### What you have to do
From the listing below, extract every line containing "index".

### Material to process
**********
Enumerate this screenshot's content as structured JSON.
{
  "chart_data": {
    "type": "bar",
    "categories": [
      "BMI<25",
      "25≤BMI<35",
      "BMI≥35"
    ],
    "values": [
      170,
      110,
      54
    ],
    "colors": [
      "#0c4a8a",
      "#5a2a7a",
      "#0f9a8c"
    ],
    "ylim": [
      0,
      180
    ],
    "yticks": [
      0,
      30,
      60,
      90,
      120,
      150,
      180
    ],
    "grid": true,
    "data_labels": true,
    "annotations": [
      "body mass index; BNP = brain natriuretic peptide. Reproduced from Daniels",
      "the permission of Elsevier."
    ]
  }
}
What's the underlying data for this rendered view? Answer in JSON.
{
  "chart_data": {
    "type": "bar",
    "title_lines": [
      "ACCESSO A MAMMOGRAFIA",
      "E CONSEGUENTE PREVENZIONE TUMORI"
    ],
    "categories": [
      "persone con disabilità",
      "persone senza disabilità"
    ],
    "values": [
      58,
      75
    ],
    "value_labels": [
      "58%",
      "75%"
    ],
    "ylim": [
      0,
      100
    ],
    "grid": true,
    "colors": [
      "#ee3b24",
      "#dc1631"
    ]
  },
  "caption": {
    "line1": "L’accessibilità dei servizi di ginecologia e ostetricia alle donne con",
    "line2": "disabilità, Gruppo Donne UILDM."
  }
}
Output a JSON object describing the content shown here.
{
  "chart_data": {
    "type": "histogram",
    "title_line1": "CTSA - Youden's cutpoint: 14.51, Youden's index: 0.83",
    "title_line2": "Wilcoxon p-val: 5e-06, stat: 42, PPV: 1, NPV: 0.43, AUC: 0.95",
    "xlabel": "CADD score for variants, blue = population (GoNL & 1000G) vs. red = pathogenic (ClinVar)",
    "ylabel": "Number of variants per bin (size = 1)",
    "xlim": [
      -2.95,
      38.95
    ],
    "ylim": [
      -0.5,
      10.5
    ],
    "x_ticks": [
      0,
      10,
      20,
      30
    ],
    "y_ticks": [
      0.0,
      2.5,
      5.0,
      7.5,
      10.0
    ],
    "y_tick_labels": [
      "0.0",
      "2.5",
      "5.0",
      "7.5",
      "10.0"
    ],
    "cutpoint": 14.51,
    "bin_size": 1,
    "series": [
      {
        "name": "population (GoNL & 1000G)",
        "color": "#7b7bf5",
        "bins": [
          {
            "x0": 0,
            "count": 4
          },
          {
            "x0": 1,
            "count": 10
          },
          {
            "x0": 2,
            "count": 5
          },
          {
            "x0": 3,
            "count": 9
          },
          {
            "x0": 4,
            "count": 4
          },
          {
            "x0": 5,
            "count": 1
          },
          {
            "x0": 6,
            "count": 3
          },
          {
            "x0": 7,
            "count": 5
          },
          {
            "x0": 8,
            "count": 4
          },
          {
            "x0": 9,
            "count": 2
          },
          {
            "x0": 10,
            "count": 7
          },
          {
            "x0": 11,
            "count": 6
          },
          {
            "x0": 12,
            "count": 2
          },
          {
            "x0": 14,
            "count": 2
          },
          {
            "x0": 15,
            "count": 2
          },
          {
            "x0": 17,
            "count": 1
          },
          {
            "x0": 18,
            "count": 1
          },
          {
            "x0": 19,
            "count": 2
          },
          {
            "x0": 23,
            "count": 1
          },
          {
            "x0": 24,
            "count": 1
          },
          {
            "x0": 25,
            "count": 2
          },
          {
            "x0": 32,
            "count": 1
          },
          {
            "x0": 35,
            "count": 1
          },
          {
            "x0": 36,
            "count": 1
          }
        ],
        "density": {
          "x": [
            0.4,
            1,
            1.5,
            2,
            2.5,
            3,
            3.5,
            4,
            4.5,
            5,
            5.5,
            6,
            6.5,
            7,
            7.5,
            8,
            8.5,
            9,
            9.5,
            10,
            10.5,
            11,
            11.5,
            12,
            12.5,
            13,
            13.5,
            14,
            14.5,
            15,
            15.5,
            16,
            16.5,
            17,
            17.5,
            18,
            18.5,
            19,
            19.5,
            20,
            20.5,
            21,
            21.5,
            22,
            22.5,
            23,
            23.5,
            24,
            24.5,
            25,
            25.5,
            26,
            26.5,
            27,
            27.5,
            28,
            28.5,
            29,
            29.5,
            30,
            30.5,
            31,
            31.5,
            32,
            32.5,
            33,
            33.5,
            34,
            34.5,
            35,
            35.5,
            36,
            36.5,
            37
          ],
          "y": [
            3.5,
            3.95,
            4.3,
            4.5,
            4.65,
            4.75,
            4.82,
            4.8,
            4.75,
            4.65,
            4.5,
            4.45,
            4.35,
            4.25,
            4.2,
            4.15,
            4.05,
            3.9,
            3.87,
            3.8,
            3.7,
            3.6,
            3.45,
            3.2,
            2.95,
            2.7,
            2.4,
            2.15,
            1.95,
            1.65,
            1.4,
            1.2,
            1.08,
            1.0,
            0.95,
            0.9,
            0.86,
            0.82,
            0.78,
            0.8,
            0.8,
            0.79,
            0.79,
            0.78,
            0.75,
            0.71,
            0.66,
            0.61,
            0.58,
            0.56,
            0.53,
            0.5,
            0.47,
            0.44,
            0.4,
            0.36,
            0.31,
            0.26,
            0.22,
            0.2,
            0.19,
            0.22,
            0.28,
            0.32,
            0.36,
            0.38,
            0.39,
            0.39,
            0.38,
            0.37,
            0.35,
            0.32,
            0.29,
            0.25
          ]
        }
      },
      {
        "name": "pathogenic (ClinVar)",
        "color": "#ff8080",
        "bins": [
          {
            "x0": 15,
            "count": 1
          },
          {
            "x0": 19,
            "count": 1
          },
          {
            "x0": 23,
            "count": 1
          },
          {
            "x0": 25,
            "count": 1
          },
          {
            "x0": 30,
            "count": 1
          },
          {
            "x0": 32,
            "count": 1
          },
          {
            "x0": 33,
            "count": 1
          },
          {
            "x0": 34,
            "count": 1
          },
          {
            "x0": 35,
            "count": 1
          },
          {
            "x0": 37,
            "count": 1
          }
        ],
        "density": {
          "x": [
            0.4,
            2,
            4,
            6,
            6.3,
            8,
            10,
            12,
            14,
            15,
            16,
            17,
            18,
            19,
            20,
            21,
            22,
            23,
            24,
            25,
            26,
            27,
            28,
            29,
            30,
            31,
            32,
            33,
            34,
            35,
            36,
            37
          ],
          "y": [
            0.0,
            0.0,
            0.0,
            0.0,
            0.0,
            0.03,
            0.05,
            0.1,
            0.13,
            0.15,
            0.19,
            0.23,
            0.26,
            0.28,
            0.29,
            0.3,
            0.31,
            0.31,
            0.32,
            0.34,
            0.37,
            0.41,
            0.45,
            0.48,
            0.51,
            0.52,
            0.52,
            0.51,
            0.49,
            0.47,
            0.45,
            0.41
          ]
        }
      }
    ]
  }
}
**********
### Solution below
      "body mass index; BNP = brain natriuretic peptide. Reproduced from Daniels",
    "title_line1": "CTSA - Youden's cutpoint: 14.51, Youden's index: 0.83",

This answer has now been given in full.